▶ EXERCISE BRIEF:
Please output every line of the material as it stands, without the pictures.

Extracted data entries:

● ● ● ● ● ● ●

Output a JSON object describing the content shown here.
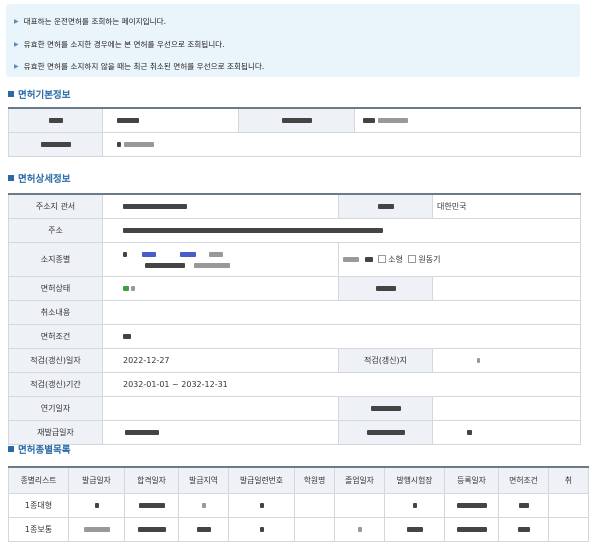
{
  "notices": [
    "대표하는 운전면허를 조회하는 페이지입니다.",
    "유효한 면허를 소지한 경우에는 본 면허를 우선으로 조회됩니다.",
    "유효한 면허를 소지하지 않을 때는 최근 취소된 면허를 우선으로 조회됩니다."
  ],
  "basic": {
    "title": "면허기본정보"
  },
  "detail": {
    "title": "면허상세정보",
    "labels": {
      "address_office": "주소지 관서",
      "address": "주소",
      "license_type": "소지종별",
      "status": "면허상태",
      "cancel": "취소내용",
      "conditions": "면허조건",
      "renewal_date": "적검(갱신)일자",
      "renewal_place": "적검(갱신)지",
      "renewal_period": "적검(갱신)기간",
      "extension": "연기일자",
      "reissue": "재발급일자"
    },
    "country": "대한민국",
    "checkbox_small": "소형",
    "checkbox_moped": "원동기",
    "renewal_date_value": "2022-12-27",
    "renewal_period_value": "2032-01-01 ~ 2032-12-31"
  },
  "list": {
    "title": "면허종별목록",
    "headers": [
      "종별리스트",
      "발급일자",
      "합격일자",
      "발급지역",
      "발급일련번호",
      "학원명",
      "졸업일자",
      "발행시험장",
      "등록일자",
      "면허조건",
      "취"
    ],
    "rows": [
      {
        "type": "1종대형"
      },
      {
        "type": "1종보통"
      }
    ]
  }
}
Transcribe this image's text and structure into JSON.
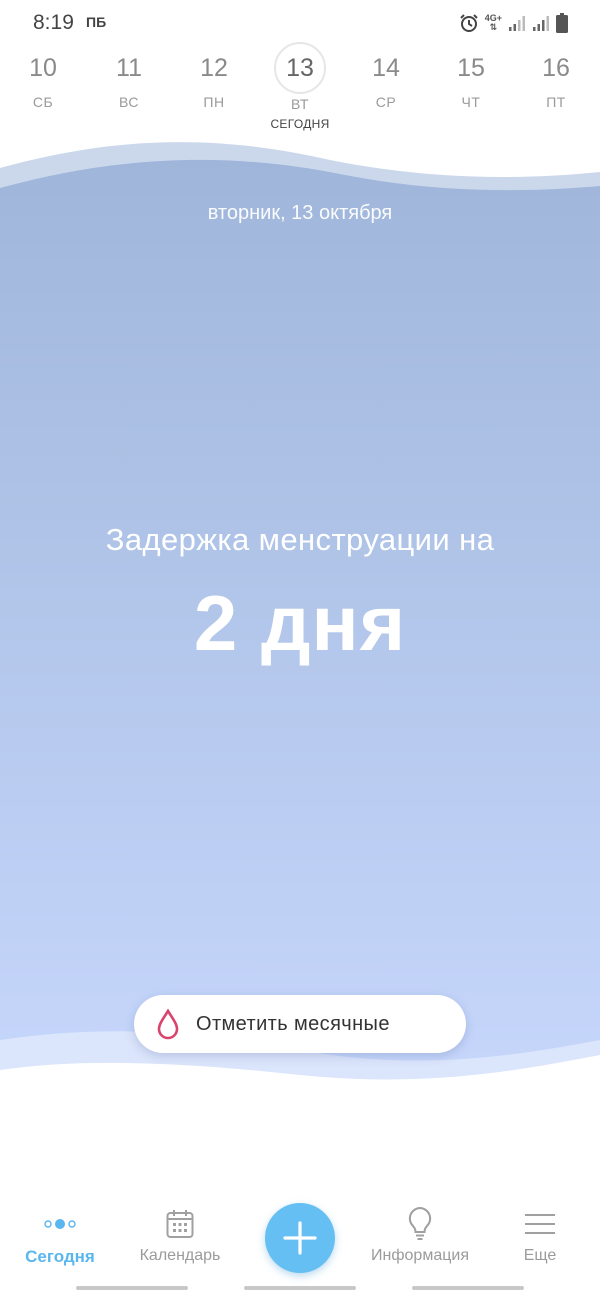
{
  "status_bar": {
    "time": "8:19",
    "carrier": "ПБ",
    "network": "4G+"
  },
  "week": [
    {
      "num": "10",
      "weekday": "СБ"
    },
    {
      "num": "11",
      "weekday": "ВС"
    },
    {
      "num": "12",
      "weekday": "ПН"
    },
    {
      "num": "13",
      "weekday": "ВТ",
      "today_label": "СЕГОДНЯ"
    },
    {
      "num": "14",
      "weekday": "СР"
    },
    {
      "num": "15",
      "weekday": "ЧТ"
    },
    {
      "num": "16",
      "weekday": "ПТ"
    }
  ],
  "main": {
    "date": "вторник, 13 октября",
    "delay_text": "Задержка менструации на",
    "delay_days": "2 дня",
    "mark_button": "Отметить месячные"
  },
  "nav": {
    "today": "Сегодня",
    "calendar": "Календарь",
    "info": "Информация",
    "more": "Еще"
  },
  "colors": {
    "accent": "#66bff3",
    "active_nav": "#5ab6ee",
    "gradient_top": "#9fb6da",
    "gradient_bottom": "#c6d6fb",
    "drop_icon": "#d9436e"
  },
  "icons": {
    "today": "dots-icon",
    "calendar": "calendar-icon",
    "info": "lightbulb-icon",
    "more": "menu-icon",
    "fab": "plus-icon",
    "mark": "drop-icon"
  }
}
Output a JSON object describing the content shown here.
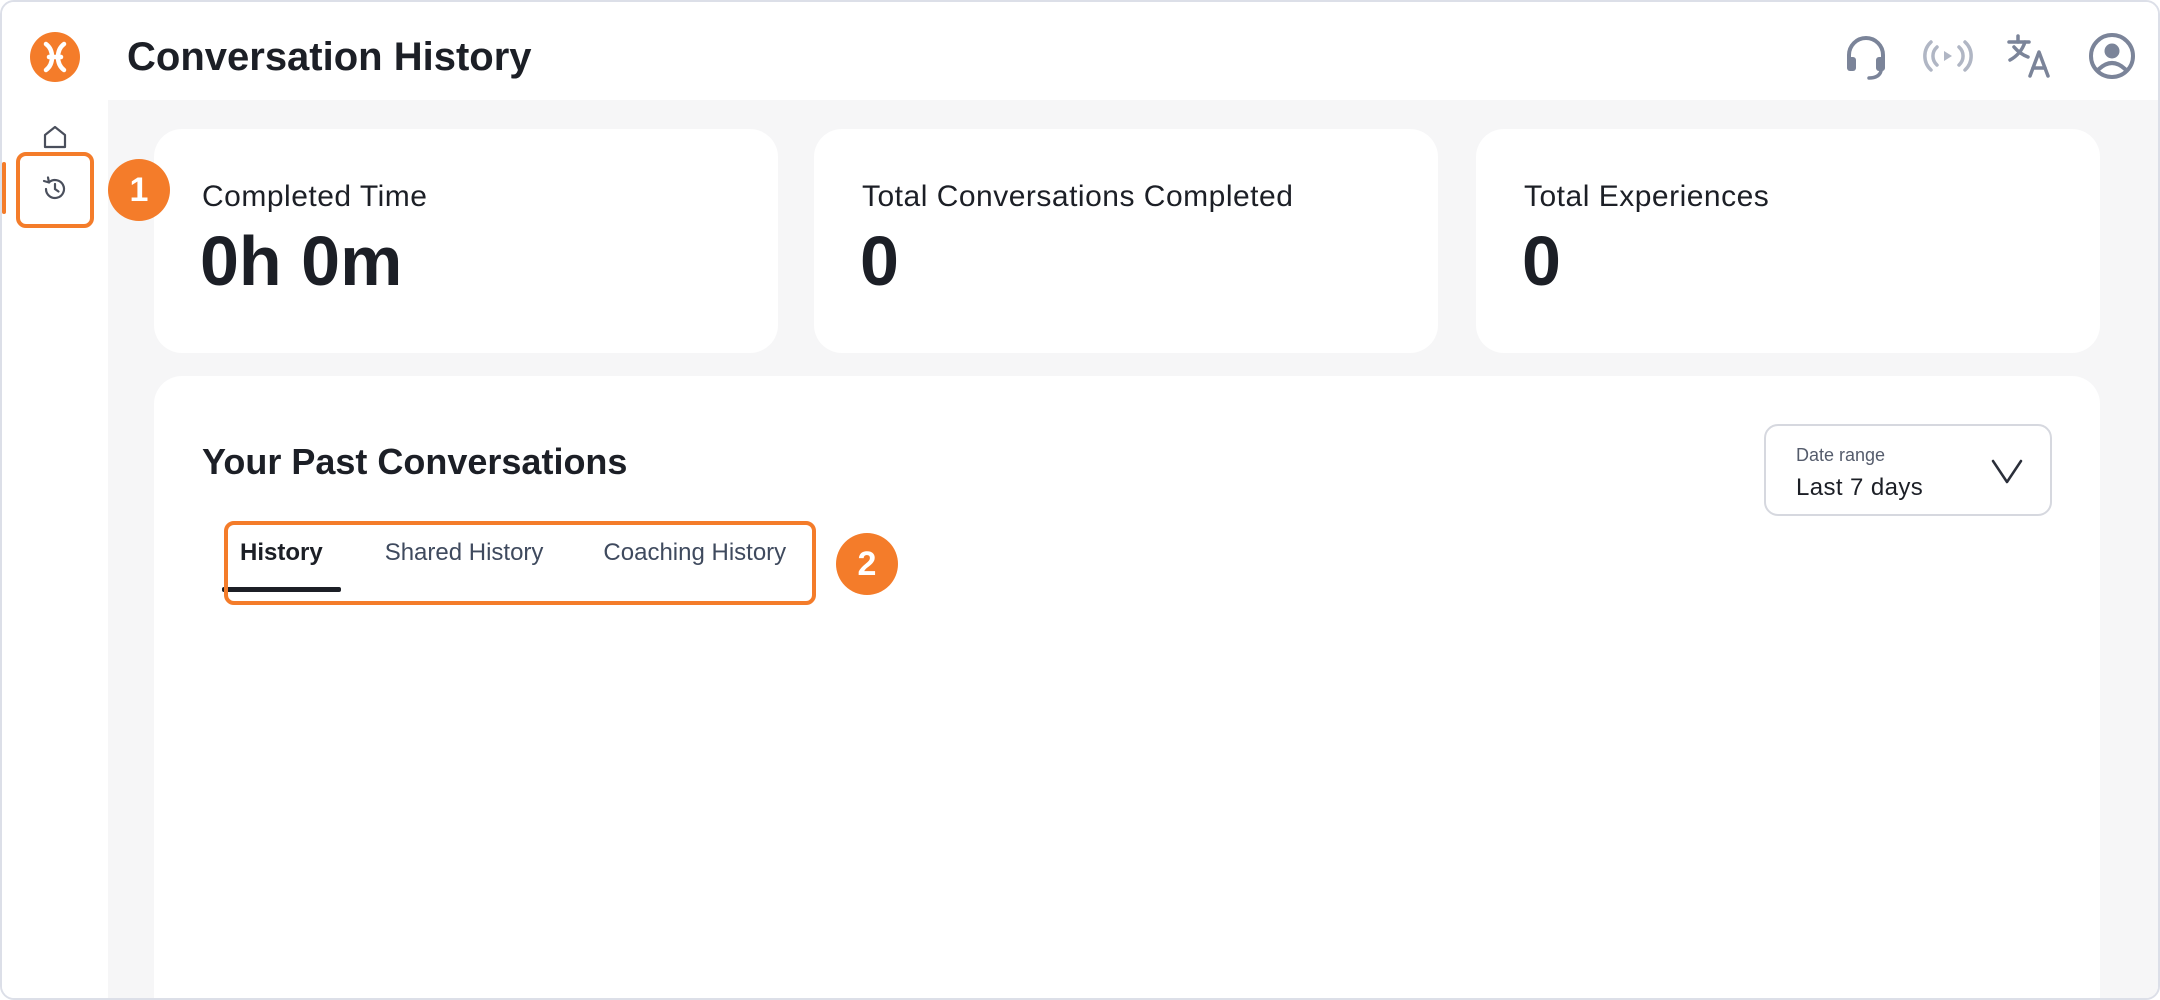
{
  "header": {
    "title": "Conversation History",
    "logo_icon": "brand-logo-icon",
    "icons": [
      "headset-icon",
      "broadcast-icon",
      "translate-icon",
      "account-icon"
    ]
  },
  "sidebar": {
    "items": [
      {
        "name": "home",
        "icon": "home-icon"
      },
      {
        "name": "history",
        "icon": "history-icon",
        "active": true
      }
    ]
  },
  "stats": [
    {
      "label": "Completed Time",
      "value": "0h 0m"
    },
    {
      "label": "Total Conversations Completed",
      "value": "0"
    },
    {
      "label": "Total Experiences",
      "value": "0"
    }
  ],
  "past": {
    "title": "Your Past Conversations",
    "tabs": [
      {
        "label": "History",
        "active": true
      },
      {
        "label": "Shared History"
      },
      {
        "label": "Coaching History"
      }
    ],
    "date_range": {
      "label": "Date range",
      "value": "Last 7 days"
    }
  },
  "annotations": {
    "callout_1": "1",
    "callout_2": "2"
  },
  "colors": {
    "accent": "#f47c2a",
    "text": "#1c1f26",
    "icon_gray": "#7b8499",
    "page_bg": "#f6f6f7"
  }
}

● ● ● ● ● ● ●

▶ ANSWER IN FULL:
Output a JSON object describing the content shown here.
{
  "notices": [
    "대표하는 운전면허를 조회하는 페이지입니다.",
    "유효한 면허를 소지한 경우에는 본 면허를 우선으로 조회됩니다.",
    "유효한 면허를 소지하지 않을 때는 최근 취소된 면허를 우선으로 조회됩니다."
  ],
  "basic": {
    "title": "면허기본정보"
  },
  "detail": {
    "title": "면허상세정보",
    "labels": {
      "address_office": "주소지 관서",
      "address": "주소",
      "license_type": "소지종별",
      "status": "면허상태",
      "cancel": "취소내용",
      "conditions": "면허조건",
      "renewal_date": "적검(갱신)일자",
      "renewal_place": "적검(갱신)지",
      "renewal_period": "적검(갱신)기간",
      "extension": "연기일자",
      "reissue": "재발급일자"
    },
    "country": "대한민국",
    "checkbox_small": "소형",
    "checkbox_moped": "원동기",
    "renewal_date_value": "2022-12-27",
    "renewal_period_value": "2032-01-01 ~ 2032-12-31"
  },
  "list": {
    "title": "면허종별목록",
    "headers": [
      "종별리스트",
      "발급일자",
      "합격일자",
      "발급지역",
      "발급일련번호",
      "학원명",
      "졸업일자",
      "발행시험장",
      "등록일자",
      "면허조건",
      "취"
    ],
    "rows": [
      {
        "type": "1종대형"
      },
      {
        "type": "1종보통"
      }
    ]
  }
}
Transcribe this image's text and structure into JSON.
{
  "status_bar": {
    "time": "8:19",
    "carrier": "ПБ",
    "network": "4G+"
  },
  "week": [
    {
      "num": "10",
      "weekday": "СБ"
    },
    {
      "num": "11",
      "weekday": "ВС"
    },
    {
      "num": "12",
      "weekday": "ПН"
    },
    {
      "num": "13",
      "weekday": "ВТ",
      "today_label": "СЕГОДНЯ"
    },
    {
      "num": "14",
      "weekday": "СР"
    },
    {
      "num": "15",
      "weekday": "ЧТ"
    },
    {
      "num": "16",
      "weekday": "ПТ"
    }
  ],
  "main": {
    "date": "вторник, 13 октября",
    "delay_text": "Задержка менструации на",
    "delay_days": "2 дня",
    "mark_button": "Отметить месячные"
  },
  "nav": {
    "today": "Сегодня",
    "calendar": "Календарь",
    "info": "Информация",
    "more": "Еще"
  },
  "colors": {
    "accent": "#66bff3",
    "active_nav": "#5ab6ee",
    "gradient_top": "#9fb6da",
    "gradient_bottom": "#c6d6fb",
    "drop_icon": "#d9436e"
  },
  "icons": {
    "today": "dots-icon",
    "calendar": "calendar-icon",
    "info": "lightbulb-icon",
    "more": "menu-icon",
    "fab": "plus-icon",
    "mark": "drop-icon"
  }
}
Output a JSON object describing the content shown here.
{
  "header": {
    "title": "Conversation History",
    "logo_icon": "brand-logo-icon",
    "icons": [
      "headset-icon",
      "broadcast-icon",
      "translate-icon",
      "account-icon"
    ]
  },
  "sidebar": {
    "items": [
      {
        "name": "home",
        "icon": "home-icon"
      },
      {
        "name": "history",
        "icon": "history-icon",
        "active": true
      }
    ]
  },
  "stats": [
    {
      "label": "Completed Time",
      "value": "0h 0m"
    },
    {
      "label": "Total Conversations Completed",
      "value": "0"
    },
    {
      "label": "Total Experiences",
      "value": "0"
    }
  ],
  "past": {
    "title": "Your Past Conversations",
    "tabs": [
      {
        "label": "History",
        "active": true
      },
      {
        "label": "Shared History"
      },
      {
        "label": "Coaching History"
      }
    ],
    "date_range": {
      "label": "Date range",
      "value": "Last 7 days"
    }
  },
  "annotations": {
    "callout_1": "1",
    "callout_2": "2"
  },
  "colors": {
    "accent": "#f47c2a",
    "text": "#1c1f26",
    "icon_gray": "#7b8499",
    "page_bg": "#f6f6f7"
  }
}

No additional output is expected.